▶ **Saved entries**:
— start —

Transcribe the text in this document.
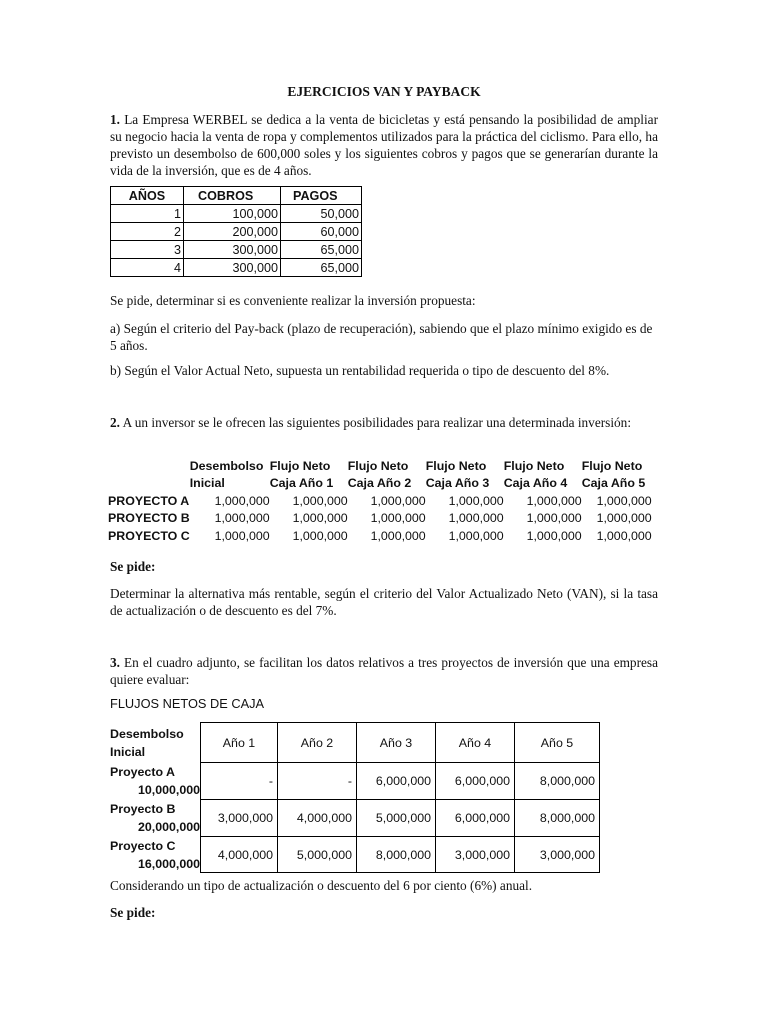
EJERCICIOS VAN Y PAYBACK
1. La Empresa WERBEL se dedica a la venta de bicicletas y está pensando la posibilidad de ampliar su negocio hacia la venta de ropa y complementos utilizados para la práctica del ciclismo. Para ello, ha previsto un desembolso de 600,000 soles y los siguientes cobros y pagos que se generarían durante la vida de la inversión, que es de 4 años.
AÑOS	COBROS	PAGOS
1	100,000	50,000
2	200,000	60,000
3	300,000	65,000
4	300,000	65,000
Se pide, determinar si es conveniente realizar la inversión propuesta:
a) Según el criterio del Pay-back (plazo de recuperación), sabiendo que el plazo mínimo exigido es de 5 años.
b) Según el Valor Actual Neto, supuesta un rentabilidad requerida o tipo de descuento del 8%.
2. A un inversor se le ofrecen las siguientes posibilidades para realizar una determinada inversión:
	Desembolso	Flujo Neto	Flujo Neto	Flujo Neto	Flujo Neto	Flujo Neto
	Inicial	Caja Año 1	Caja Año 2	Caja Año 3	Caja Año 4	Caja Año 5
PROYECTO A	1,000,000	1,000,000	1,000,000	1,000,000	1,000,000	1,000,000
PROYECTO B	1,000,000	1,000,000	1,000,000	1,000,000	1,000,000	1,000,000
PROYECTO C	1,000,000	1,000,000	1,000,000	1,000,000	1,000,000	1,000,000
Se pide:
Determinar la alternativa más rentable, según el criterio del Valor Actualizado Neto (VAN), si la tasa de actualización o de descuento es del 7%.
3. En el cuadro adjunto, se facilitan los datos relativos a tres proyectos de inversión que una empresa quiere evaluar:
FLUJOS NETOS DE CAJA
Desembolso
Inicial	Año 1	Año 2	Año 3	Año 4	Año 5

Proyecto A
10,000,000	-	-	6,000,000	6,000,000	8,000,000

Proyecto B
20,000,000	3,000,000	4,000,000	5,000,000	6,000,000	8,000,000

Proyecto C
16,000,000	4,000,000	5,000,000	8,000,000	3,000,000	3,000,000
Considerando un tipo de actualización o descuento del 6 por ciento (6%) anual.
Se pide:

— end —

▶ **To be done**: Without including any pictures, print all of the material exactly as given.

▶ **Right answer**:
Transcribe the text in this document.
EJERCICIOS VAN Y PAYBACK
1. La Empresa WERBEL se dedica a la venta de bicicletas y está pensando la posibilidad de ampliar su negocio hacia la venta de ropa y complementos utilizados para la práctica del ciclismo. Para ello, ha previsto un desembolso de 600,000 soles y los siguientes cobros y pagos que se generarían durante la vida de la inversión, que es de 4 años.
AÑOS	COBROS	PAGOS
1	100,000	50,000
2	200,000	60,000
3	300,000	65,000
4	300,000	65,000
Se pide, determinar si es conveniente realizar la inversión propuesta:
a) Según el criterio del Pay-back (plazo de recuperación), sabiendo que el plazo mínimo exigido es de 5 años.
b) Según el Valor Actual Neto, supuesta un rentabilidad requerida o tipo de descuento del 8%.
2. A un inversor se le ofrecen las siguientes posibilidades para realizar una determinada inversión:
	Desembolso	Flujo Neto	Flujo Neto	Flujo Neto	Flujo Neto	Flujo Neto
	Inicial	Caja Año 1	Caja Año 2	Caja Año 3	Caja Año 4	Caja Año 5
PROYECTO A	1,000,000	1,000,000	1,000,000	1,000,000	1,000,000	1,000,000
PROYECTO B	1,000,000	1,000,000	1,000,000	1,000,000	1,000,000	1,000,000
PROYECTO C	1,000,000	1,000,000	1,000,000	1,000,000	1,000,000	1,000,000
Se pide:
Determinar la alternativa más rentable, según el criterio del Valor Actualizado Neto (VAN), si la tasa de actualización o de descuento es del 7%.
3. En el cuadro adjunto, se facilitan los datos relativos a tres proyectos de inversión que una empresa quiere evaluar:
FLUJOS NETOS DE CAJA
Desembolso
Inicial	Año 1	Año 2	Año 3	Año 4	Año 5

Proyecto A
10,000,000	-	-	6,000,000	6,000,000	8,000,000

Proyecto B
20,000,000	3,000,000	4,000,000	5,000,000	6,000,000	8,000,000

Proyecto C
16,000,000	4,000,000	5,000,000	8,000,000	3,000,000	3,000,000
Considerando un tipo de actualización o descuento del 6 por ciento (6%) anual.
Se pide:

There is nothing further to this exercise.